--- START OF Recorded information ---
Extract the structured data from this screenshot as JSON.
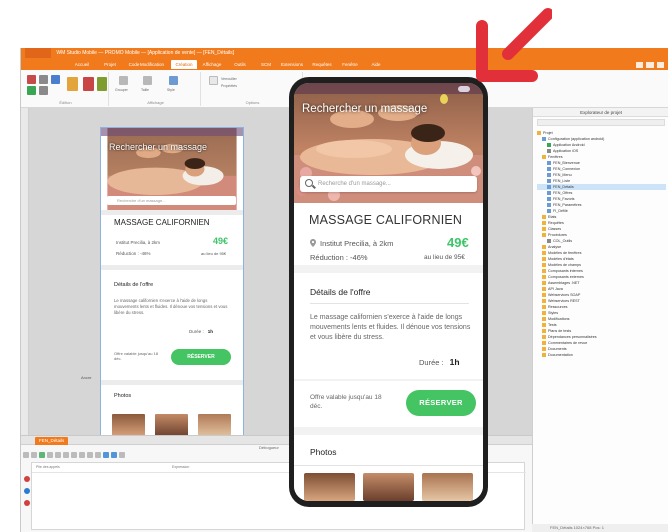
{
  "ide": {
    "window_title": "WM Studio Mobile — PROMO Mobile — [Application de vente] — [FEN_Détails]",
    "ribbon_tabs": [
      "Accueil",
      "Projet",
      "Code",
      "Modification",
      "Création",
      "Affichage",
      "Outils",
      "SCM",
      "Extensions",
      "Requêtes",
      "Fenêtre",
      "Aide"
    ],
    "ribbon_groups": [
      "Édition",
      "Affichage",
      "Mode",
      "Options"
    ],
    "ribbon_items": [
      "Aligner",
      "Distribuer",
      "Ordre",
      "Ancres",
      "Grouper",
      "Taille",
      "Style",
      "Verrouiller",
      "Propriétés",
      "Modèle"
    ],
    "anchor_label": "Ancre",
    "bottom_tab": "FEN_Détails",
    "debugger_label": "Débogueur",
    "code_columns": [
      "Pile des appels",
      "Expression",
      "Valeur"
    ],
    "status_text": "FEN_Détails   1024×768  Pos: 1"
  },
  "explorer": {
    "title": "Explorateur de projet",
    "tree": [
      {
        "label": "Projet",
        "indent": 0,
        "color": "#f0b23c"
      },
      {
        "label": "Configuration (application android)",
        "indent": 1,
        "color": "#6c9bd4"
      },
      {
        "label": "Application Android",
        "indent": 2,
        "color": "#3aa555"
      },
      {
        "label": "Application iOS",
        "indent": 2,
        "color": "#8a8a8a"
      },
      {
        "label": "Fenêtres",
        "indent": 1,
        "color": "#f0b23c"
      },
      {
        "label": "FEN_Bienvenue",
        "indent": 2,
        "color": "#6c9bd4"
      },
      {
        "label": "FEN_Connexion",
        "indent": 2,
        "color": "#6c9bd4"
      },
      {
        "label": "FEN_Menu",
        "indent": 2,
        "color": "#6c9bd4"
      },
      {
        "label": "FEN_Liste",
        "indent": 2,
        "color": "#6c9bd4"
      },
      {
        "label": "FEN_Détails",
        "indent": 2,
        "color": "#6c9bd4",
        "selected": true
      },
      {
        "label": "FEN_Offres",
        "indent": 2,
        "color": "#6c9bd4"
      },
      {
        "label": "FEN_Favoris",
        "indent": 2,
        "color": "#6c9bd4"
      },
      {
        "label": "FEN_Paramètres",
        "indent": 2,
        "color": "#6c9bd4"
      },
      {
        "label": "FI_Défilé",
        "indent": 2,
        "color": "#6c9bd4"
      },
      {
        "label": "Etats",
        "indent": 1,
        "color": "#f0b23c"
      },
      {
        "label": "Requêtes",
        "indent": 1,
        "color": "#f0b23c"
      },
      {
        "label": "Classes",
        "indent": 1,
        "color": "#f0b23c"
      },
      {
        "label": "Procédures",
        "indent": 1,
        "color": "#f0b23c"
      },
      {
        "label": "COL_Outils",
        "indent": 2,
        "color": "#8a8a8a"
      },
      {
        "label": "Analyse",
        "indent": 1,
        "color": "#f0b23c"
      },
      {
        "label": "Modèles de fenêtres",
        "indent": 1,
        "color": "#f0b23c"
      },
      {
        "label": "Modèles d'états",
        "indent": 1,
        "color": "#f0b23c"
      },
      {
        "label": "Modèles de champs",
        "indent": 1,
        "color": "#f0b23c"
      },
      {
        "label": "Composants internes",
        "indent": 1,
        "color": "#f0b23c"
      },
      {
        "label": "Composants externes",
        "indent": 1,
        "color": "#f0b23c"
      },
      {
        "label": "Assemblages .NET",
        "indent": 1,
        "color": "#f0b23c"
      },
      {
        "label": "API Java",
        "indent": 1,
        "color": "#f0b23c"
      },
      {
        "label": "Webservices SOAP",
        "indent": 1,
        "color": "#f0b23c"
      },
      {
        "label": "Webservices REST",
        "indent": 1,
        "color": "#f0b23c"
      },
      {
        "label": "Ressources",
        "indent": 1,
        "color": "#f0b23c"
      },
      {
        "label": "Styles",
        "indent": 1,
        "color": "#f0b23c"
      },
      {
        "label": "Modifications",
        "indent": 1,
        "color": "#f0b23c"
      },
      {
        "label": "Tests",
        "indent": 1,
        "color": "#f0b23c"
      },
      {
        "label": "Plans de tests",
        "indent": 1,
        "color": "#f0b23c"
      },
      {
        "label": "Dépendances personnalisées",
        "indent": 1,
        "color": "#f0b23c"
      },
      {
        "label": "Commentaires de revue",
        "indent": 1,
        "color": "#f0b23c"
      },
      {
        "label": "Documents",
        "indent": 1,
        "color": "#f0b23c"
      },
      {
        "label": "Documentation",
        "indent": 1,
        "color": "#f0b23c"
      }
    ]
  },
  "app": {
    "headline": "Rechercher un massage",
    "search_placeholder": "Recherche d'un massage...",
    "service_title": "MASSAGE CALIFORNIEN",
    "venue": "Institut Precilia, à 2km",
    "price": "49€",
    "discount": "Réduction : -46%",
    "original_price": "au lieu de 95€",
    "details_heading": "Détails de l'offre",
    "description": "Le massage californien s'exerce à l'aide de longs mouvements lents et fluides. Il dénoue vos tensions et vous libère du stress.",
    "duration_label": "Durée :",
    "duration_value": "1h",
    "validity": "Offre valable jusqu'au 18 déc.",
    "cta": "RÉSERVER",
    "photos_heading": "Photos"
  },
  "colors": {
    "accent": "#f07a1c",
    "price_green": "#3dc46a",
    "cta_green": "#44c463",
    "arrow_red": "#e2303a"
  }
}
--- END OF Recorded information ---
From the entries above, copy every line where the word "Modèles" shows up.

        "label": "Modèles de fenêtres",
        "label": "Modèles d'états",
        "label": "Modèles de champs",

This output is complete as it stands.